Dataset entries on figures

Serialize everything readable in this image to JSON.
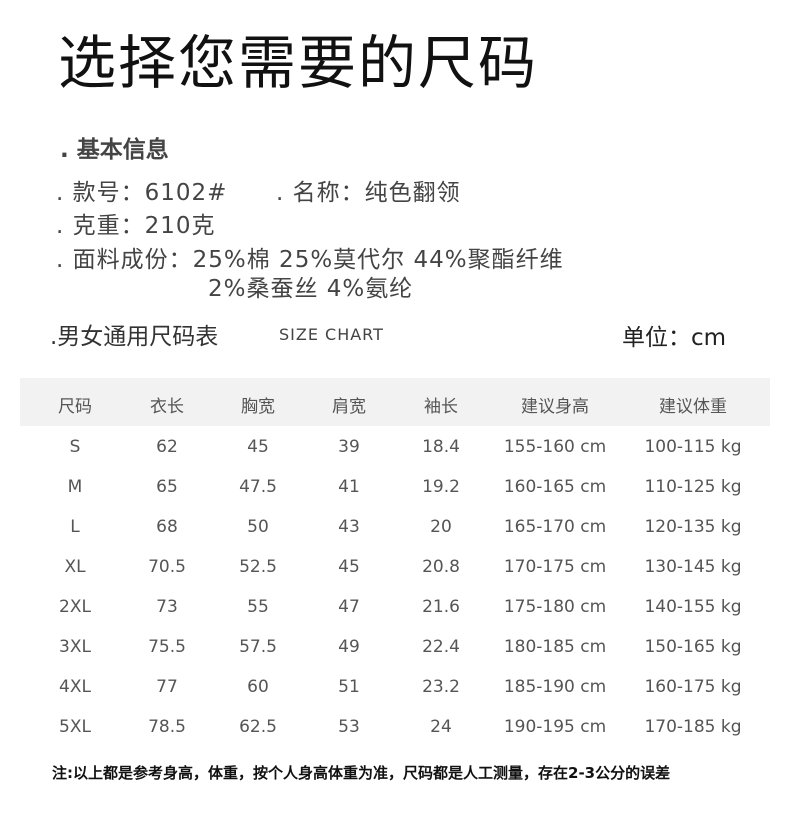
{
  "title": "选择您需要的尺码",
  "basic_info": {
    "heading": ". 基本信息",
    "style_no": ". 款号：6102#",
    "name": ". 名称：纯色翻领",
    "weight": ". 克重：210克",
    "fabric_line1": ". 面料成份：25%棉 25%莫代尔 44%聚酯纤维",
    "fabric_line2": "2%桑蚕丝 4%氨纶"
  },
  "size_chart": {
    "label": ".男女通用尺码表",
    "label_en": "SIZE CHART",
    "unit": "单位：cm",
    "headers": [
      "尺码",
      "衣长",
      "胸宽",
      "肩宽",
      "袖长",
      "建议身高",
      "建议体重"
    ],
    "rows": [
      [
        "S",
        "62",
        "45",
        "39",
        "18.4",
        "155-160 cm",
        "100-115 kg"
      ],
      [
        "M",
        "65",
        "47.5",
        "41",
        "19.2",
        "160-165 cm",
        "110-125 kg"
      ],
      [
        "L",
        "68",
        "50",
        "43",
        "20",
        "165-170 cm",
        "120-135 kg"
      ],
      [
        "XL",
        "70.5",
        "52.5",
        "45",
        "20.8",
        "170-175 cm",
        "130-145 kg"
      ],
      [
        "2XL",
        "73",
        "55",
        "47",
        "21.6",
        "175-180 cm",
        "140-155 kg"
      ],
      [
        "3XL",
        "75.5",
        "57.5",
        "49",
        "22.4",
        "180-185 cm",
        "150-165 kg"
      ],
      [
        "4XL",
        "77",
        "60",
        "51",
        "23.2",
        "185-190 cm",
        "160-175 kg"
      ],
      [
        "5XL",
        "78.5",
        "62.5",
        "53",
        "24",
        "190-195 cm",
        "170-185 kg"
      ]
    ]
  },
  "note": "注:以上都是参考身高，体重，按个人身高体重为准，尺码都是人工测量，存在2-3公分的误差"
}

** STATED PROBLEM **
Write out the listing above exactly as it stands, pictures excluded.

** SOLUTION **
Serialize everything readable in this image to JSON.
{
  "title": "选择您需要的尺码",
  "basic_info": {
    "heading": ". 基本信息",
    "style_no": ". 款号：6102#",
    "name": ". 名称：纯色翻领",
    "weight": ". 克重：210克",
    "fabric_line1": ". 面料成份：25%棉 25%莫代尔 44%聚酯纤维",
    "fabric_line2": "2%桑蚕丝 4%氨纶"
  },
  "size_chart": {
    "label": ".男女通用尺码表",
    "label_en": "SIZE CHART",
    "unit": "单位：cm",
    "headers": [
      "尺码",
      "衣长",
      "胸宽",
      "肩宽",
      "袖长",
      "建议身高",
      "建议体重"
    ],
    "rows": [
      [
        "S",
        "62",
        "45",
        "39",
        "18.4",
        "155-160 cm",
        "100-115 kg"
      ],
      [
        "M",
        "65",
        "47.5",
        "41",
        "19.2",
        "160-165 cm",
        "110-125 kg"
      ],
      [
        "L",
        "68",
        "50",
        "43",
        "20",
        "165-170 cm",
        "120-135 kg"
      ],
      [
        "XL",
        "70.5",
        "52.5",
        "45",
        "20.8",
        "170-175 cm",
        "130-145 kg"
      ],
      [
        "2XL",
        "73",
        "55",
        "47",
        "21.6",
        "175-180 cm",
        "140-155 kg"
      ],
      [
        "3XL",
        "75.5",
        "57.5",
        "49",
        "22.4",
        "180-185 cm",
        "150-165 kg"
      ],
      [
        "4XL",
        "77",
        "60",
        "51",
        "23.2",
        "185-190 cm",
        "160-175 kg"
      ],
      [
        "5XL",
        "78.5",
        "62.5",
        "53",
        "24",
        "190-195 cm",
        "170-185 kg"
      ]
    ]
  },
  "note": "注:以上都是参考身高，体重，按个人身高体重为准，尺码都是人工测量，存在2-3公分的误差"
}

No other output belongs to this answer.